For each line below that includes the word "from", make a copy.

*Entries shown*.
+ + + + +
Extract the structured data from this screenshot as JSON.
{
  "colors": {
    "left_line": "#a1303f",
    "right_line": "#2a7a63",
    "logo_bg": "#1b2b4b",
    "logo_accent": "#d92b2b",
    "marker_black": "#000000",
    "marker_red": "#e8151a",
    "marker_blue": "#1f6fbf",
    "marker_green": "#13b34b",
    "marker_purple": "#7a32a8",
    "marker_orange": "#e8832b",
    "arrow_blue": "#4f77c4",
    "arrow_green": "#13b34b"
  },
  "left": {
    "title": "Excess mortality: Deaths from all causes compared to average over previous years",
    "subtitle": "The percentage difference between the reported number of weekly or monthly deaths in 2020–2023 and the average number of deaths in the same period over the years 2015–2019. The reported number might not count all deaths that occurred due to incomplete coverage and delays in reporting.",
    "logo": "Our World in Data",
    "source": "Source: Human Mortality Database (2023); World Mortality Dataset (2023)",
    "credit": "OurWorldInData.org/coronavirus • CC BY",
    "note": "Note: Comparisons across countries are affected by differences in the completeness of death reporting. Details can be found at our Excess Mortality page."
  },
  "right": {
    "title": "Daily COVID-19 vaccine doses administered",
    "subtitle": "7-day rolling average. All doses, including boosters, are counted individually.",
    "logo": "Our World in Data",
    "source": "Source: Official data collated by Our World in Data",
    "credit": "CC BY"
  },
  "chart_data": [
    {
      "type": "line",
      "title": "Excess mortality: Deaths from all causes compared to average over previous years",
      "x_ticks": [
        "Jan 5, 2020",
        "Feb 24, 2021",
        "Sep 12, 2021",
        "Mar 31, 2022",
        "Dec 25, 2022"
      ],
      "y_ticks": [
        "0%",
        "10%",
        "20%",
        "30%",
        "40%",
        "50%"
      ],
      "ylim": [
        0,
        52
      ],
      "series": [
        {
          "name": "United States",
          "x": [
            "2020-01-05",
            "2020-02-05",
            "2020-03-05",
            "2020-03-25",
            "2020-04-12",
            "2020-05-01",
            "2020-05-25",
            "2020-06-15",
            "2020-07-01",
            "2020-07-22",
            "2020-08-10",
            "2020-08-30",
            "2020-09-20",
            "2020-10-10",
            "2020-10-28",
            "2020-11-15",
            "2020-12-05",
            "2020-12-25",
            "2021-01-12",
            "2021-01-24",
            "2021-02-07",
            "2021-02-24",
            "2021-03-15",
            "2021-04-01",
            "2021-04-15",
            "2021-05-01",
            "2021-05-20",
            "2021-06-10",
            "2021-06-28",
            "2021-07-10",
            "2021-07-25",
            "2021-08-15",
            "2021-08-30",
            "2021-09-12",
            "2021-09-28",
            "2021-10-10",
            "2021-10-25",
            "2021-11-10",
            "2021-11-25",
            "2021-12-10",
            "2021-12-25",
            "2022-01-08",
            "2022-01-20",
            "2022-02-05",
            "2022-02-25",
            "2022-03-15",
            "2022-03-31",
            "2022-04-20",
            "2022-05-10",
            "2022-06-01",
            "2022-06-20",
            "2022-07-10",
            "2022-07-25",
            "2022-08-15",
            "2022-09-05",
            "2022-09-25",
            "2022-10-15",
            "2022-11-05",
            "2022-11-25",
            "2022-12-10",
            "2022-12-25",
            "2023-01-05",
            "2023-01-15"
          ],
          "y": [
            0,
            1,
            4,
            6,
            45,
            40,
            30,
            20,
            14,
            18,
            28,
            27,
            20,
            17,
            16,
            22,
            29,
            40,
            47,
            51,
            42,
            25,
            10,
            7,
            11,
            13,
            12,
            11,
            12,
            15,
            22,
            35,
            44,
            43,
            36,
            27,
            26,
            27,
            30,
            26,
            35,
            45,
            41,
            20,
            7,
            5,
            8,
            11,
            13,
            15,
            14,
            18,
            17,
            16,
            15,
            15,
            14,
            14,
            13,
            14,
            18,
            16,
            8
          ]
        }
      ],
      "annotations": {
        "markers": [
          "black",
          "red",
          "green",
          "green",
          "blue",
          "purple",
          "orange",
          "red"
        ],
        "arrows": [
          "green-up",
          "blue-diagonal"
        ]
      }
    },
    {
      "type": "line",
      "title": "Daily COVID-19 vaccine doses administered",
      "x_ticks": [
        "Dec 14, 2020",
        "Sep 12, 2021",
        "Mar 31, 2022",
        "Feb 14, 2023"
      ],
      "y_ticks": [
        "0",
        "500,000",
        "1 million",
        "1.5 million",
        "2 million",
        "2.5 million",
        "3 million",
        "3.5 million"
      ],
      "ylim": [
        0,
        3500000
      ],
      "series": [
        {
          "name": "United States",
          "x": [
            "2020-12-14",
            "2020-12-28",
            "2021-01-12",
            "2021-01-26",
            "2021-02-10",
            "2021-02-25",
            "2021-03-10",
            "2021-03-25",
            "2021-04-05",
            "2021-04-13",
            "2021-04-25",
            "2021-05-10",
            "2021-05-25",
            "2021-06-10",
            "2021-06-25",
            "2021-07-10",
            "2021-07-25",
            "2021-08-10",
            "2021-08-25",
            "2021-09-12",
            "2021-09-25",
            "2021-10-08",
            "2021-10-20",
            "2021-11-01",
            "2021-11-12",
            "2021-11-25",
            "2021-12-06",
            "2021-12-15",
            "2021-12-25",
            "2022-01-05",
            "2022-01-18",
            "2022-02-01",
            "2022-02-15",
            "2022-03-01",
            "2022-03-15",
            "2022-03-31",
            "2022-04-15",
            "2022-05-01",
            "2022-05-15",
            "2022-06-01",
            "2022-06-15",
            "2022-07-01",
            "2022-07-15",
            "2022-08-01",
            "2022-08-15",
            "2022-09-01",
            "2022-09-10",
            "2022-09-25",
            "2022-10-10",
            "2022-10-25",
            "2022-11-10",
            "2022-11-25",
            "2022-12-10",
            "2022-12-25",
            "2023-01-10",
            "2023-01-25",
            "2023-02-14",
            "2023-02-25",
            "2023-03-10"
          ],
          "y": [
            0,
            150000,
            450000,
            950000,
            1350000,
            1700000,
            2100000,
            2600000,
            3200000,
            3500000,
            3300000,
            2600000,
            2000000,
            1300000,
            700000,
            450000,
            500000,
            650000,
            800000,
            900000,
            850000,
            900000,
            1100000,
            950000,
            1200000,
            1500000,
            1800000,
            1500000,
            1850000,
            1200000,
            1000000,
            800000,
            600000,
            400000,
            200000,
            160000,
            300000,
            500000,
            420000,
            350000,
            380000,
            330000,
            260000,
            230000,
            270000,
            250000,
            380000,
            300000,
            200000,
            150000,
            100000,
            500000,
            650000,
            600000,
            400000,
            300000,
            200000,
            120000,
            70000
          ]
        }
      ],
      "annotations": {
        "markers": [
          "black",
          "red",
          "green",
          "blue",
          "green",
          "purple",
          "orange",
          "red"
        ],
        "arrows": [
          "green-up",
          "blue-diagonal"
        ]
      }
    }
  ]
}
+ + + + +
*Result below*.
Extract the structured data from this screenshot as JSON.
    "title": "Excess mortality: Deaths from all causes compared to average over previous years",
      "title": "Excess mortality: Deaths from all causes compared to average over previous years",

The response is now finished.